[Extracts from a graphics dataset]
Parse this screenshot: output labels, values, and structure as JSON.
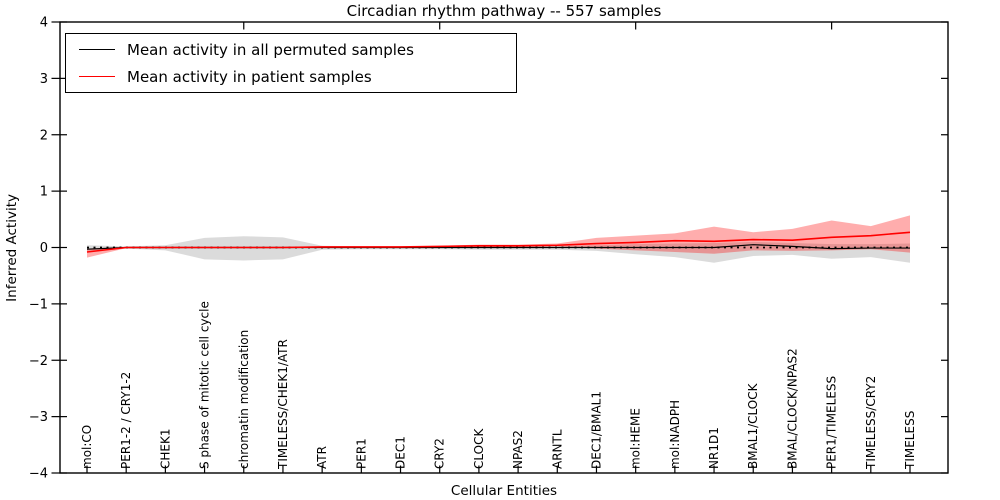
{
  "figure": {
    "title": "Circadian rhythm pathway -- 557 samples",
    "xlabel": "Cellular Entities",
    "ylabel": "Inferred Activity"
  },
  "legend": {
    "items": [
      {
        "label": "Mean activity in all permuted samples",
        "color": "#000000"
      },
      {
        "label": "Mean activity in patient samples",
        "color": "#ff0000"
      }
    ]
  },
  "chart_data": {
    "type": "line",
    "title": "Circadian rhythm pathway -- 557 samples",
    "xlabel": "Cellular Entities",
    "ylabel": "Inferred Activity",
    "ylim": [
      -4,
      4
    ],
    "yticks": [
      4,
      3,
      2,
      1,
      0,
      -1,
      -2,
      -3,
      -4
    ],
    "grid": false,
    "legend_position": "upper left",
    "zero_line": true,
    "top_tick_indices": [
      4,
      9,
      14,
      19
    ],
    "categories": [
      "mol:CO",
      "PER1-2 / CRY1-2",
      "CHEK1",
      "S phase of mitotic cell cycle",
      "chromatin modification",
      "TIMELESS/CHEK1/ATR",
      "ATR",
      "PER1",
      "DEC1",
      "CRY2",
      "CLOCK",
      "NPAS2",
      "ARNTL",
      "DEC1/BMAL1",
      "mol:HEME",
      "mol:NADPH",
      "NR1D1",
      "BMAL1/CLOCK",
      "BMAL/CLOCK/NPAS2",
      "PER1/TIMELESS",
      "TIMELESS/CRY2",
      "TIMELESS"
    ],
    "series": [
      {
        "name": "Mean activity in all permuted samples",
        "color": "#000000",
        "band_color": "#000000",
        "band_opacity": 0.14,
        "line_width": 1.2,
        "values": [
          -0.03,
          0,
          0,
          0,
          0,
          0,
          0,
          0,
          0,
          0,
          0,
          0,
          0,
          0,
          0,
          0,
          0,
          0.05,
          0.02,
          -0.02,
          -0.01,
          -0.01
        ],
        "band_high": [
          0.04,
          0.02,
          0.04,
          0.17,
          0.2,
          0.18,
          0.03,
          0.02,
          0.02,
          0.02,
          0.03,
          0.03,
          0.03,
          0.04,
          0.06,
          0.07,
          0.08,
          0.1,
          0.08,
          0.06,
          0.06,
          0.07
        ],
        "band_low": [
          -0.06,
          -0.02,
          -0.05,
          -0.21,
          -0.23,
          -0.21,
          -0.04,
          -0.03,
          -0.03,
          -0.03,
          -0.04,
          -0.04,
          -0.04,
          -0.06,
          -0.12,
          -0.17,
          -0.27,
          -0.15,
          -0.13,
          -0.2,
          -0.17,
          -0.27
        ]
      },
      {
        "name": "Mean activity in patient samples",
        "color": "#ff0000",
        "band_color": "#ff0000",
        "band_opacity": 0.32,
        "line_width": 1.6,
        "values": [
          -0.08,
          0,
          0,
          0,
          0,
          0,
          0.01,
          0.01,
          0.01,
          0.02,
          0.03,
          0.03,
          0.04,
          0.07,
          0.09,
          0.12,
          0.11,
          0.14,
          0.13,
          0.18,
          0.21,
          0.27
        ],
        "band_high": [
          -0.02,
          0.01,
          0.01,
          0.01,
          0.01,
          0.01,
          0.02,
          0.02,
          0.02,
          0.03,
          0.05,
          0.05,
          0.07,
          0.17,
          0.21,
          0.25,
          0.37,
          0.27,
          0.33,
          0.48,
          0.38,
          0.57
        ],
        "band_low": [
          -0.18,
          -0.01,
          -0.01,
          -0.01,
          -0.01,
          -0.01,
          0,
          0,
          0,
          0.01,
          0.01,
          0.01,
          0.02,
          -0.02,
          -0.05,
          -0.08,
          -0.11,
          -0.05,
          -0.06,
          -0.05,
          -0.03,
          -0.09
        ]
      }
    ]
  }
}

# [AIM]
List every line above that holds the word "ylabel".

# [EXPECTED ANSWER]
    "ylabel": "Inferred Activity"
    "ylabel": "Inferred Activity",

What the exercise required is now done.